Task brief — Skip the pictures and quote all of the lines exactly.

######

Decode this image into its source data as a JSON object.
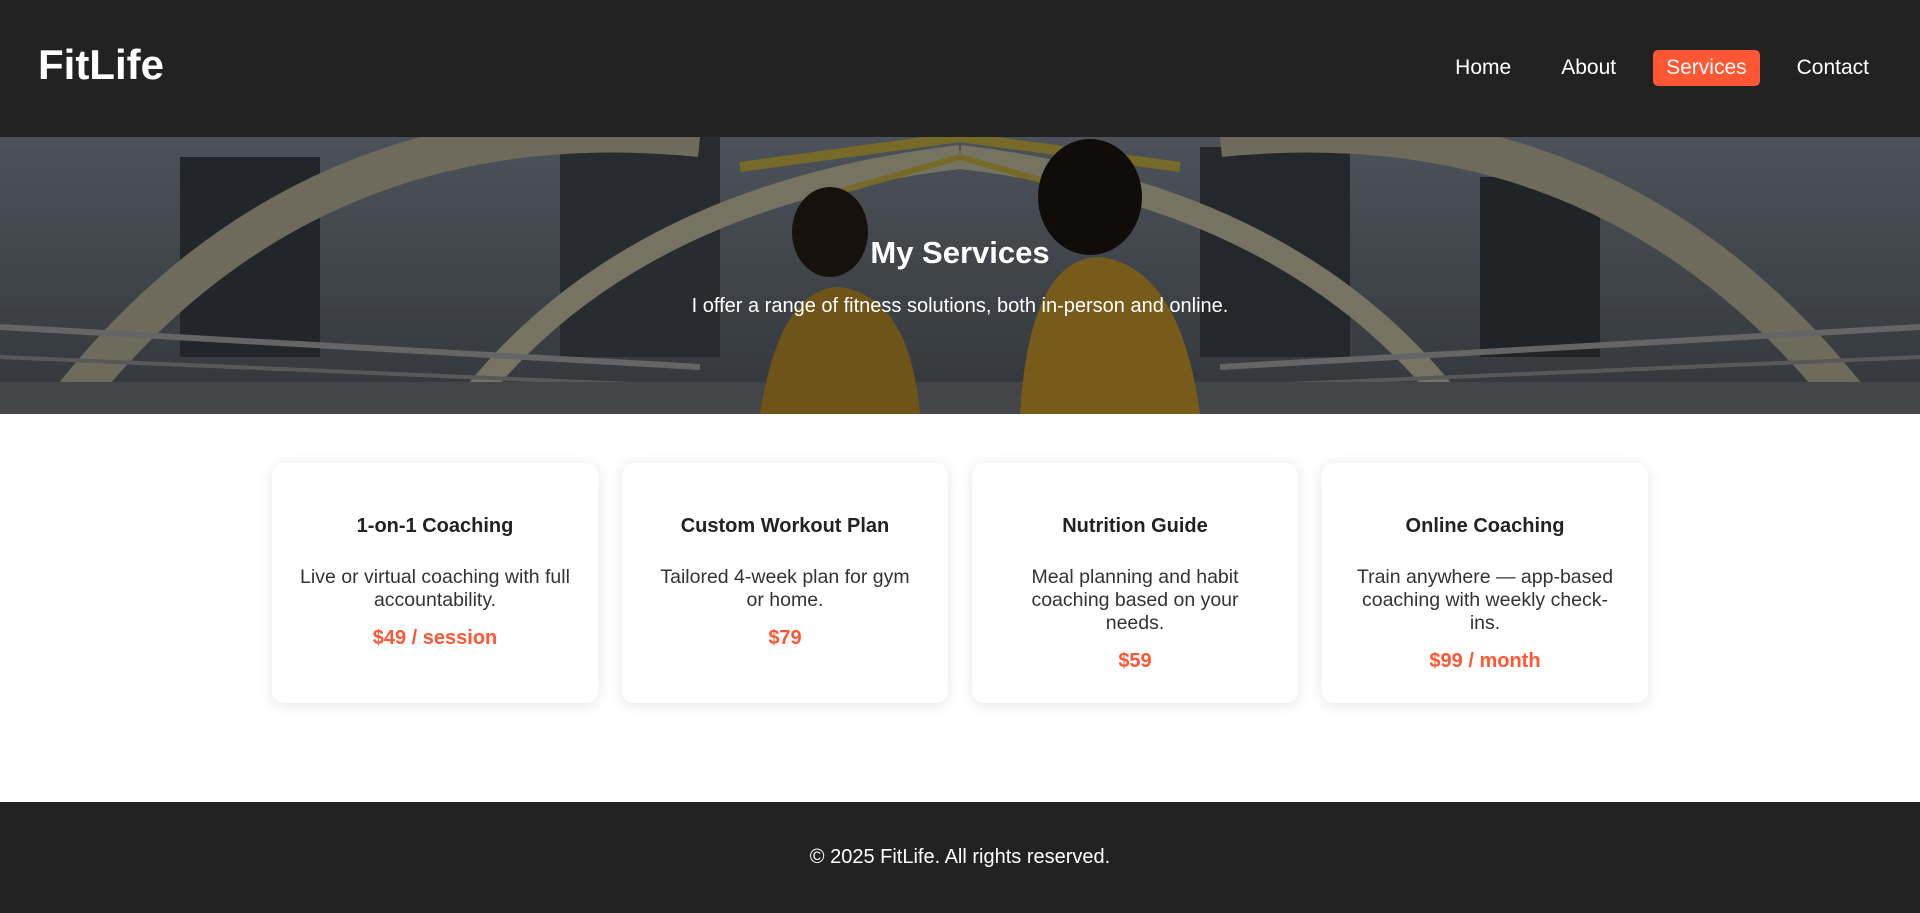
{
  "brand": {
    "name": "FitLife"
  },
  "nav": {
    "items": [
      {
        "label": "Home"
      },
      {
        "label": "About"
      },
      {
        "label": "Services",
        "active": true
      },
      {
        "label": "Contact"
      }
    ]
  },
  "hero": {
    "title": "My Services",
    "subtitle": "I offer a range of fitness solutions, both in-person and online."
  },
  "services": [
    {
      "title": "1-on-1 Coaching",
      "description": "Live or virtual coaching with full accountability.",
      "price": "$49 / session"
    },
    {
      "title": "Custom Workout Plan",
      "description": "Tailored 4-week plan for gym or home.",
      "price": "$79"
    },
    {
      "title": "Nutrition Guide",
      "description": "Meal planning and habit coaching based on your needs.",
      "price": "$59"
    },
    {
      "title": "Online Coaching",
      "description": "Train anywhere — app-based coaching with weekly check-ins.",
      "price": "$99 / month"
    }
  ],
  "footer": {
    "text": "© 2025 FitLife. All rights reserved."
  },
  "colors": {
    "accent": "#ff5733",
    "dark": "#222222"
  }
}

######

Exercise answer —
Decode this image into its source data as a JSON object.
{
  "brand": {
    "name": "FitLife"
  },
  "nav": {
    "items": [
      {
        "label": "Home"
      },
      {
        "label": "About"
      },
      {
        "label": "Services",
        "active": true
      },
      {
        "label": "Contact"
      }
    ]
  },
  "hero": {
    "title": "My Services",
    "subtitle": "I offer a range of fitness solutions, both in-person and online."
  },
  "services": [
    {
      "title": "1-on-1 Coaching",
      "description": "Live or virtual coaching with full accountability.",
      "price": "$49 / session"
    },
    {
      "title": "Custom Workout Plan",
      "description": "Tailored 4-week plan for gym or home.",
      "price": "$79"
    },
    {
      "title": "Nutrition Guide",
      "description": "Meal planning and habit coaching based on your needs.",
      "price": "$59"
    },
    {
      "title": "Online Coaching",
      "description": "Train anywhere — app-based coaching with weekly check-ins.",
      "price": "$99 / month"
    }
  ],
  "footer": {
    "text": "© 2025 FitLife. All rights reserved."
  },
  "colors": {
    "accent": "#ff5733",
    "dark": "#222222"
  }
}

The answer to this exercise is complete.